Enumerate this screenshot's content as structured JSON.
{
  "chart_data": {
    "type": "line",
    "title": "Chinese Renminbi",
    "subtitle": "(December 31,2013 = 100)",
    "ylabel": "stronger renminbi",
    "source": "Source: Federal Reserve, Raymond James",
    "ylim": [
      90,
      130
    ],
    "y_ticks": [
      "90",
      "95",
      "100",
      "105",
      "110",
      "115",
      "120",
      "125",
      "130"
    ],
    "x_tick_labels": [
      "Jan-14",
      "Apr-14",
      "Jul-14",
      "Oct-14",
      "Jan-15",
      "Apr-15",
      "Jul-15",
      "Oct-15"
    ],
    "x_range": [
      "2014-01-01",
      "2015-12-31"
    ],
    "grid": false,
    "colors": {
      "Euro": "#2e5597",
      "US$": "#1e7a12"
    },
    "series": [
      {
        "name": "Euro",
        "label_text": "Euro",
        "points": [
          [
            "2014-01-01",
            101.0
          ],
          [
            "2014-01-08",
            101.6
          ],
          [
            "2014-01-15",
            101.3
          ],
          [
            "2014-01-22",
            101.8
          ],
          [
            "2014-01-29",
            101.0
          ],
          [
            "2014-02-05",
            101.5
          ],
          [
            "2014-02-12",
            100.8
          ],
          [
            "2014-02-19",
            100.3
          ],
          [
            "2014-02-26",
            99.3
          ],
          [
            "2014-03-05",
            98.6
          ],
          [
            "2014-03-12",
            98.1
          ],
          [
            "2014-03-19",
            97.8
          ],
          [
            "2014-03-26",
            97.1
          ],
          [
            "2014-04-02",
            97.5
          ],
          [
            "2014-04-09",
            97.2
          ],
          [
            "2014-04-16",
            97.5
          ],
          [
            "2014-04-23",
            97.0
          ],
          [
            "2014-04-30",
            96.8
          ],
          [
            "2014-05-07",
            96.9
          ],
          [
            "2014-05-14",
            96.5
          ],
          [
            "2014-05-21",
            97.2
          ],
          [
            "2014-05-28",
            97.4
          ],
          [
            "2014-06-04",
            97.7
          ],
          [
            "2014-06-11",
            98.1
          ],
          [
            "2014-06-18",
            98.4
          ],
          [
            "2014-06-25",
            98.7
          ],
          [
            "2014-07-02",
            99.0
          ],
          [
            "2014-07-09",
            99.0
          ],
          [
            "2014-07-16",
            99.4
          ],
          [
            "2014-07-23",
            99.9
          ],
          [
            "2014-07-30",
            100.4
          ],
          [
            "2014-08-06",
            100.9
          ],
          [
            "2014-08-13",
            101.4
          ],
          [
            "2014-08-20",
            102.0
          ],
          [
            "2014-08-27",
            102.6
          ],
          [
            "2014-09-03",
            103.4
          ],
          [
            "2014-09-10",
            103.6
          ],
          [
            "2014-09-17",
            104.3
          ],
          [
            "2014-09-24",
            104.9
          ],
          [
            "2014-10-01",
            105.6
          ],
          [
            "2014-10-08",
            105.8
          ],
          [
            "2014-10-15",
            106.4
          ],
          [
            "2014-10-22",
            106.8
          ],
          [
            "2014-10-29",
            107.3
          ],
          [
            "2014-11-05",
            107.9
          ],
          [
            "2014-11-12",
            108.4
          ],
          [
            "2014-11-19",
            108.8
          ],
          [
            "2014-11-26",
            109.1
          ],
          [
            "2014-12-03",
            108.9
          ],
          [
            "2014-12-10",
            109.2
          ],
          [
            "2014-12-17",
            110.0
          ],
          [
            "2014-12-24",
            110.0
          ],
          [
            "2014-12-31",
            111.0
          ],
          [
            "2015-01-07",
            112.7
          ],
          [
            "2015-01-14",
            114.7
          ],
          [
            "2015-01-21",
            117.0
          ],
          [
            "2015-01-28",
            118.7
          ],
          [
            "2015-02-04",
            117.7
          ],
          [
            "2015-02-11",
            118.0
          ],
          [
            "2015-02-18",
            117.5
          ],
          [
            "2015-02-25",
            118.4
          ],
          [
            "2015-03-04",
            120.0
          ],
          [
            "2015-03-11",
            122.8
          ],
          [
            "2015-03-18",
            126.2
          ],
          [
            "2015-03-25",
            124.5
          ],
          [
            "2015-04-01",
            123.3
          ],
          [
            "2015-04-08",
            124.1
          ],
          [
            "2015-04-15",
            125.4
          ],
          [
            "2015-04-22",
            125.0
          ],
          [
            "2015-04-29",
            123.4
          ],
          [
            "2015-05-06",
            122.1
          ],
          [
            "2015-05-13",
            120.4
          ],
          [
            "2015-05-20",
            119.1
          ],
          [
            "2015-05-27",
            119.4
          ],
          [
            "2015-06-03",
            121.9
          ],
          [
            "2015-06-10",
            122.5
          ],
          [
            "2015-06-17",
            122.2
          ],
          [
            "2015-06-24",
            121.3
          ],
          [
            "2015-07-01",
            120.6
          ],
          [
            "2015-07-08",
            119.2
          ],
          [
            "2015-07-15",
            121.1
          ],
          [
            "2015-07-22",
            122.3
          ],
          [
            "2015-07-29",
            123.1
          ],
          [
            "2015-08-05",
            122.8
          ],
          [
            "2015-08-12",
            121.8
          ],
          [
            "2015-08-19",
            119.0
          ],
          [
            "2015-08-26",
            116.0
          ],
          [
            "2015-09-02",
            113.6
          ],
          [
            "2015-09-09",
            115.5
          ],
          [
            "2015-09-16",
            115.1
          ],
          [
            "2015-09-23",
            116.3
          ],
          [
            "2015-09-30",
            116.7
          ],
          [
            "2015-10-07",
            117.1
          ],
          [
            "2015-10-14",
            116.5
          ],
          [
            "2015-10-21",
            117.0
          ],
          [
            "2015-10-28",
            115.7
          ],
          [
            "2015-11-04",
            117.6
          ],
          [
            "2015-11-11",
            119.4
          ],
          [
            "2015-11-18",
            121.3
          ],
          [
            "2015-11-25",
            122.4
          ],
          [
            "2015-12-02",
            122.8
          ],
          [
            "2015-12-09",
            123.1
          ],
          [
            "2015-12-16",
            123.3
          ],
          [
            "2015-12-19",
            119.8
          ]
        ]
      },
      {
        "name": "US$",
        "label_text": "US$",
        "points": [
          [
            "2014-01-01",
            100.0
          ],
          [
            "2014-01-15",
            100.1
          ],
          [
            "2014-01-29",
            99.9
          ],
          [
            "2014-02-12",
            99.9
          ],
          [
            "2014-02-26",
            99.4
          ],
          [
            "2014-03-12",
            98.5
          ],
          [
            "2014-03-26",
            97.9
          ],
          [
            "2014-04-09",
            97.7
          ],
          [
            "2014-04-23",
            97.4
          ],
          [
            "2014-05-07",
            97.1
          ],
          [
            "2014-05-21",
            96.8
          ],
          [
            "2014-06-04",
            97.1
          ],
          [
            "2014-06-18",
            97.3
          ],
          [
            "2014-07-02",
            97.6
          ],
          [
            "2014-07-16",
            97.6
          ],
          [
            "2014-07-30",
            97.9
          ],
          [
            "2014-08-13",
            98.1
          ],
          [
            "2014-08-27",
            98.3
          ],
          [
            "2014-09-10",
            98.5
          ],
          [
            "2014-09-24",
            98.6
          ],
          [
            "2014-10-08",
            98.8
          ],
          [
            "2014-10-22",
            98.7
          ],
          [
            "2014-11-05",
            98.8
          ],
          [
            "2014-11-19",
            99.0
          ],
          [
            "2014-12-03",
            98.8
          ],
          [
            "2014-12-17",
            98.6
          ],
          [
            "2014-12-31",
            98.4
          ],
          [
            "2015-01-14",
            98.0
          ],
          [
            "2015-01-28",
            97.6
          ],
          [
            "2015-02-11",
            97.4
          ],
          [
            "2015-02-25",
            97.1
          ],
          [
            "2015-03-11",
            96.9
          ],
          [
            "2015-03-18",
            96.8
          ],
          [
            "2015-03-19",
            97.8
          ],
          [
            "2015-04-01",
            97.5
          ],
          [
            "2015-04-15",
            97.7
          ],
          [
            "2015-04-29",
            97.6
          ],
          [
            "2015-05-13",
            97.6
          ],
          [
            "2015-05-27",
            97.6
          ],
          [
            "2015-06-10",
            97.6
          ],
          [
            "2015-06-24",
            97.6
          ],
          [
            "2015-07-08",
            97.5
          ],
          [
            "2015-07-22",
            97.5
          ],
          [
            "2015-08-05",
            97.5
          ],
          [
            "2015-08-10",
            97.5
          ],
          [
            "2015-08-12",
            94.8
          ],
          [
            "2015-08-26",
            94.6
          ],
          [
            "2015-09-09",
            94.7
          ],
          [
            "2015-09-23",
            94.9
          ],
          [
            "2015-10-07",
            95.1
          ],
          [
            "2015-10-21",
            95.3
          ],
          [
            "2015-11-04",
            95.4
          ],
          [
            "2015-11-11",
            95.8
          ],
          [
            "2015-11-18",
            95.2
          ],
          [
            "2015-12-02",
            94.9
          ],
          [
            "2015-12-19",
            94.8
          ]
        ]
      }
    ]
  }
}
------------------------------------------------
**What needs to be done**
Using the records given above, list every line that includes the word "Euro".

**The response**
      "Euro": "#2e5597",
        "name": "Euro",
        "label_text": "Euro",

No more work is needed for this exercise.